* [WRITTEN TASK] Please return the full listing below without altering anything.

[Chart and figure data]
****

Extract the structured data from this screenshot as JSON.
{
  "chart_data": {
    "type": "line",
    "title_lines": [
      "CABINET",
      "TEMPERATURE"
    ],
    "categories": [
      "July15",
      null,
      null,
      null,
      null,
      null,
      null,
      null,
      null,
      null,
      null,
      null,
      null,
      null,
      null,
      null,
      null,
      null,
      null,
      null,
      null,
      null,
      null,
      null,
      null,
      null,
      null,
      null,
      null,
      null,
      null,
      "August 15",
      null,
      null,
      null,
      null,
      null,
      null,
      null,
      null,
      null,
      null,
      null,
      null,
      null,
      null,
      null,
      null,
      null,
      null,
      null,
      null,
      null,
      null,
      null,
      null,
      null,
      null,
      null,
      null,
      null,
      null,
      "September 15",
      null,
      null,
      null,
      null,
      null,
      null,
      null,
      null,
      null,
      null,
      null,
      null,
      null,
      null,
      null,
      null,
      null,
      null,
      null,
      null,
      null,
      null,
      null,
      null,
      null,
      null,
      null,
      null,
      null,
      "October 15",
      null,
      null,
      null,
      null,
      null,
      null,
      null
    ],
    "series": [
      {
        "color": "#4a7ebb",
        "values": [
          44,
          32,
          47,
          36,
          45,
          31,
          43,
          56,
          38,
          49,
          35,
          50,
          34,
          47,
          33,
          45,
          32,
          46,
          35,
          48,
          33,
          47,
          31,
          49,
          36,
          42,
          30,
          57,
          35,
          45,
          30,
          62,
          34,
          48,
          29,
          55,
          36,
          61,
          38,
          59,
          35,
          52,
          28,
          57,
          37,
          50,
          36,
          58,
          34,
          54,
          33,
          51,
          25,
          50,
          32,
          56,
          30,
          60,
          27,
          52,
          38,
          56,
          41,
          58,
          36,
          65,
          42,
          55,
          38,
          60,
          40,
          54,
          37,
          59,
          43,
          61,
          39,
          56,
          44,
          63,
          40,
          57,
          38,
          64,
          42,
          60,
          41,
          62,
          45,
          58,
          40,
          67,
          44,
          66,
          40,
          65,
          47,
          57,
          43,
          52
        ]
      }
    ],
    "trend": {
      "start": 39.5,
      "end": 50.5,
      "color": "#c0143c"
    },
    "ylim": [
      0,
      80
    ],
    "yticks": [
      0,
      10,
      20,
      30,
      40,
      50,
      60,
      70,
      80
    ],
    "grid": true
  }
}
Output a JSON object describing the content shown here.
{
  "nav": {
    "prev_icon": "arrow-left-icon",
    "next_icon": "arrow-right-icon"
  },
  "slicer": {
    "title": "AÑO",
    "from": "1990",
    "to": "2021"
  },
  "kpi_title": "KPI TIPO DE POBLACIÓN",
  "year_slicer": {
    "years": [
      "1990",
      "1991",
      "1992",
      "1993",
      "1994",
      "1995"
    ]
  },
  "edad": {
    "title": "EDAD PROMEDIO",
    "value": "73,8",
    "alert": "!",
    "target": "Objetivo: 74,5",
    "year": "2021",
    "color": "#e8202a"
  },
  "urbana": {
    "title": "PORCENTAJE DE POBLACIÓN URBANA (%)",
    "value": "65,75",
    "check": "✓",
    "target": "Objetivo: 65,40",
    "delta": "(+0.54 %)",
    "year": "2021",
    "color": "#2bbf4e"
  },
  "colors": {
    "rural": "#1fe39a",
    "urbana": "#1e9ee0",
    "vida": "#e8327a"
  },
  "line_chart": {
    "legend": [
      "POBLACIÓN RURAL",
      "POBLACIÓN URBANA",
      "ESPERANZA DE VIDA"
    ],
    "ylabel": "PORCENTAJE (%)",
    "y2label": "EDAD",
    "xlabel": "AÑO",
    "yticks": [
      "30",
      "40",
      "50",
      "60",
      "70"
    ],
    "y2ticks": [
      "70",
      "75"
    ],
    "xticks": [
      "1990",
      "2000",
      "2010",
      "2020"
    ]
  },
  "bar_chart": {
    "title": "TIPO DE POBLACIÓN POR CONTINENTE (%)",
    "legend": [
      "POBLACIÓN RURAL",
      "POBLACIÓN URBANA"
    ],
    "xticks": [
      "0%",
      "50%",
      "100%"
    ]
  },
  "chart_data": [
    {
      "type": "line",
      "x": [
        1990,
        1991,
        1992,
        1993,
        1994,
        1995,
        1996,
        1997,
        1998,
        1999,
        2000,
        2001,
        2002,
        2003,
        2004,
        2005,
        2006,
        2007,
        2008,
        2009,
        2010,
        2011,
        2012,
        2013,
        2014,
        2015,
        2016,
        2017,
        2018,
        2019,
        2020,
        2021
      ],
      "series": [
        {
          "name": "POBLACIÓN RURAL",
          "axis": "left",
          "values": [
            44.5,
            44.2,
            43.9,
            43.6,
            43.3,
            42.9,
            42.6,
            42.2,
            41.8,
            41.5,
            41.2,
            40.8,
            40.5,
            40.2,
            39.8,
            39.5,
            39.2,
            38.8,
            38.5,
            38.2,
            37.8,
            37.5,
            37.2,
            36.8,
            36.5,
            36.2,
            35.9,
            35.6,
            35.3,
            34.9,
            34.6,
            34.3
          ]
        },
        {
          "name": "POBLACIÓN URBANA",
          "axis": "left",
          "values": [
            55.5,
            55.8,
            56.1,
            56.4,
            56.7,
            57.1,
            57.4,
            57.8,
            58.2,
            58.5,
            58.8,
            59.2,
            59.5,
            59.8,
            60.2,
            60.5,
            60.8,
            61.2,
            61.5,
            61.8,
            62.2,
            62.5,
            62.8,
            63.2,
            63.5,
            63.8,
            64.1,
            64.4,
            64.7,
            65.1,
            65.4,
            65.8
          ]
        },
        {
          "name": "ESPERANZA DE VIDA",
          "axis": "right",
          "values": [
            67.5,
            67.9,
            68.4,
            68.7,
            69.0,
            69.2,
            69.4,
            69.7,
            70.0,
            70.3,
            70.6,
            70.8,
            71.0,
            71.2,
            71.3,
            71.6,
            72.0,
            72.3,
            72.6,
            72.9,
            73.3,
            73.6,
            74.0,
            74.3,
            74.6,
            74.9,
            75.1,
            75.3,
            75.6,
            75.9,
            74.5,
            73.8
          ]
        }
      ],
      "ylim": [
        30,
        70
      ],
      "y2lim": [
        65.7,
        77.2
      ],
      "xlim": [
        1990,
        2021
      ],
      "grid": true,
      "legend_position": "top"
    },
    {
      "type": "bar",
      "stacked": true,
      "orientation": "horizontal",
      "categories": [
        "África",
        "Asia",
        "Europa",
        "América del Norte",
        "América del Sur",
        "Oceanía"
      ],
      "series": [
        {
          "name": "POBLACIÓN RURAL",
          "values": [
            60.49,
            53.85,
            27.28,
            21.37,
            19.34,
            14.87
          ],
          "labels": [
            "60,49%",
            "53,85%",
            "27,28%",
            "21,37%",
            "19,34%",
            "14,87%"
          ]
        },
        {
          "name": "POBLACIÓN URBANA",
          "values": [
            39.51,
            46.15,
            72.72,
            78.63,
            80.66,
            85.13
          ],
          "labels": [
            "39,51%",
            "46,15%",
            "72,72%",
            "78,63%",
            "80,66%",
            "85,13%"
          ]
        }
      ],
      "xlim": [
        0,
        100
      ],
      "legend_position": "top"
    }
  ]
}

****

* [REPLY]
Extract the structured data from this screenshot as JSON.
{
  "chart_data": {
    "type": "line",
    "title_lines": [
      "CABINET",
      "TEMPERATURE"
    ],
    "categories": [
      "July15",
      null,
      null,
      null,
      null,
      null,
      null,
      null,
      null,
      null,
      null,
      null,
      null,
      null,
      null,
      null,
      null,
      null,
      null,
      null,
      null,
      null,
      null,
      null,
      null,
      null,
      null,
      null,
      null,
      null,
      null,
      "August 15",
      null,
      null,
      null,
      null,
      null,
      null,
      null,
      null,
      null,
      null,
      null,
      null,
      null,
      null,
      null,
      null,
      null,
      null,
      null,
      null,
      null,
      null,
      null,
      null,
      null,
      null,
      null,
      null,
      null,
      null,
      "September 15",
      null,
      null,
      null,
      null,
      null,
      null,
      null,
      null,
      null,
      null,
      null,
      null,
      null,
      null,
      null,
      null,
      null,
      null,
      null,
      null,
      null,
      null,
      null,
      null,
      null,
      null,
      null,
      null,
      null,
      "October 15",
      null,
      null,
      null,
      null,
      null,
      null,
      null
    ],
    "series": [
      {
        "color": "#4a7ebb",
        "values": [
          44,
          32,
          47,
          36,
          45,
          31,
          43,
          56,
          38,
          49,
          35,
          50,
          34,
          47,
          33,
          45,
          32,
          46,
          35,
          48,
          33,
          47,
          31,
          49,
          36,
          42,
          30,
          57,
          35,
          45,
          30,
          62,
          34,
          48,
          29,
          55,
          36,
          61,
          38,
          59,
          35,
          52,
          28,
          57,
          37,
          50,
          36,
          58,
          34,
          54,
          33,
          51,
          25,
          50,
          32,
          56,
          30,
          60,
          27,
          52,
          38,
          56,
          41,
          58,
          36,
          65,
          42,
          55,
          38,
          60,
          40,
          54,
          37,
          59,
          43,
          61,
          39,
          56,
          44,
          63,
          40,
          57,
          38,
          64,
          42,
          60,
          41,
          62,
          45,
          58,
          40,
          67,
          44,
          66,
          40,
          65,
          47,
          57,
          43,
          52
        ]
      }
    ],
    "trend": {
      "start": 39.5,
      "end": 50.5,
      "color": "#c0143c"
    },
    "ylim": [
      0,
      80
    ],
    "yticks": [
      0,
      10,
      20,
      30,
      40,
      50,
      60,
      70,
      80
    ],
    "grid": true
  }
}
Output a JSON object describing the content shown here.
{
  "nav": {
    "prev_icon": "arrow-left-icon",
    "next_icon": "arrow-right-icon"
  },
  "slicer": {
    "title": "AÑO",
    "from": "1990",
    "to": "2021"
  },
  "kpi_title": "KPI TIPO DE POBLACIÓN",
  "year_slicer": {
    "years": [
      "1990",
      "1991",
      "1992",
      "1993",
      "1994",
      "1995"
    ]
  },
  "edad": {
    "title": "EDAD PROMEDIO",
    "value": "73,8",
    "alert": "!",
    "target": "Objetivo: 74,5",
    "year": "2021",
    "color": "#e8202a"
  },
  "urbana": {
    "title": "PORCENTAJE DE POBLACIÓN URBANA (%)",
    "value": "65,75",
    "check": "✓",
    "target": "Objetivo: 65,40",
    "delta": "(+0.54 %)",
    "year": "2021",
    "color": "#2bbf4e"
  },
  "colors": {
    "rural": "#1fe39a",
    "urbana": "#1e9ee0",
    "vida": "#e8327a"
  },
  "line_chart": {
    "legend": [
      "POBLACIÓN RURAL",
      "POBLACIÓN URBANA",
      "ESPERANZA DE VIDA"
    ],
    "ylabel": "PORCENTAJE (%)",
    "y2label": "EDAD",
    "xlabel": "AÑO",
    "yticks": [
      "30",
      "40",
      "50",
      "60",
      "70"
    ],
    "y2ticks": [
      "70",
      "75"
    ],
    "xticks": [
      "1990",
      "2000",
      "2010",
      "2020"
    ]
  },
  "bar_chart": {
    "title": "TIPO DE POBLACIÓN POR CONTINENTE (%)",
    "legend": [
      "POBLACIÓN RURAL",
      "POBLACIÓN URBANA"
    ],
    "xticks": [
      "0%",
      "50%",
      "100%"
    ]
  },
  "chart_data": [
    {
      "type": "line",
      "x": [
        1990,
        1991,
        1992,
        1993,
        1994,
        1995,
        1996,
        1997,
        1998,
        1999,
        2000,
        2001,
        2002,
        2003,
        2004,
        2005,
        2006,
        2007,
        2008,
        2009,
        2010,
        2011,
        2012,
        2013,
        2014,
        2015,
        2016,
        2017,
        2018,
        2019,
        2020,
        2021
      ],
      "series": [
        {
          "name": "POBLACIÓN RURAL",
          "axis": "left",
          "values": [
            44.5,
            44.2,
            43.9,
            43.6,
            43.3,
            42.9,
            42.6,
            42.2,
            41.8,
            41.5,
            41.2,
            40.8,
            40.5,
            40.2,
            39.8,
            39.5,
            39.2,
            38.8,
            38.5,
            38.2,
            37.8,
            37.5,
            37.2,
            36.8,
            36.5,
            36.2,
            35.9,
            35.6,
            35.3,
            34.9,
            34.6,
            34.3
          ]
        },
        {
          "name": "POBLACIÓN URBANA",
          "axis": "left",
          "values": [
            55.5,
            55.8,
            56.1,
            56.4,
            56.7,
            57.1,
            57.4,
            57.8,
            58.2,
            58.5,
            58.8,
            59.2,
            59.5,
            59.8,
            60.2,
            60.5,
            60.8,
            61.2,
            61.5,
            61.8,
            62.2,
            62.5,
            62.8,
            63.2,
            63.5,
            63.8,
            64.1,
            64.4,
            64.7,
            65.1,
            65.4,
            65.8
          ]
        },
        {
          "name": "ESPERANZA DE VIDA",
          "axis": "right",
          "values": [
            67.5,
            67.9,
            68.4,
            68.7,
            69.0,
            69.2,
            69.4,
            69.7,
            70.0,
            70.3,
            70.6,
            70.8,
            71.0,
            71.2,
            71.3,
            71.6,
            72.0,
            72.3,
            72.6,
            72.9,
            73.3,
            73.6,
            74.0,
            74.3,
            74.6,
            74.9,
            75.1,
            75.3,
            75.6,
            75.9,
            74.5,
            73.8
          ]
        }
      ],
      "ylim": [
        30,
        70
      ],
      "y2lim": [
        65.7,
        77.2
      ],
      "xlim": [
        1990,
        2021
      ],
      "grid": true,
      "legend_position": "top"
    },
    {
      "type": "bar",
      "stacked": true,
      "orientation": "horizontal",
      "categories": [
        "África",
        "Asia",
        "Europa",
        "América del Norte",
        "América del Sur",
        "Oceanía"
      ],
      "series": [
        {
          "name": "POBLACIÓN RURAL",
          "values": [
            60.49,
            53.85,
            27.28,
            21.37,
            19.34,
            14.87
          ],
          "labels": [
            "60,49%",
            "53,85%",
            "27,28%",
            "21,37%",
            "19,34%",
            "14,87%"
          ]
        },
        {
          "name": "POBLACIÓN URBANA",
          "values": [
            39.51,
            46.15,
            72.72,
            78.63,
            80.66,
            85.13
          ],
          "labels": [
            "39,51%",
            "46,15%",
            "72,72%",
            "78,63%",
            "80,66%",
            "85,13%"
          ]
        }
      ],
      "xlim": [
        0,
        100
      ],
      "legend_position": "top"
    }
  ]
}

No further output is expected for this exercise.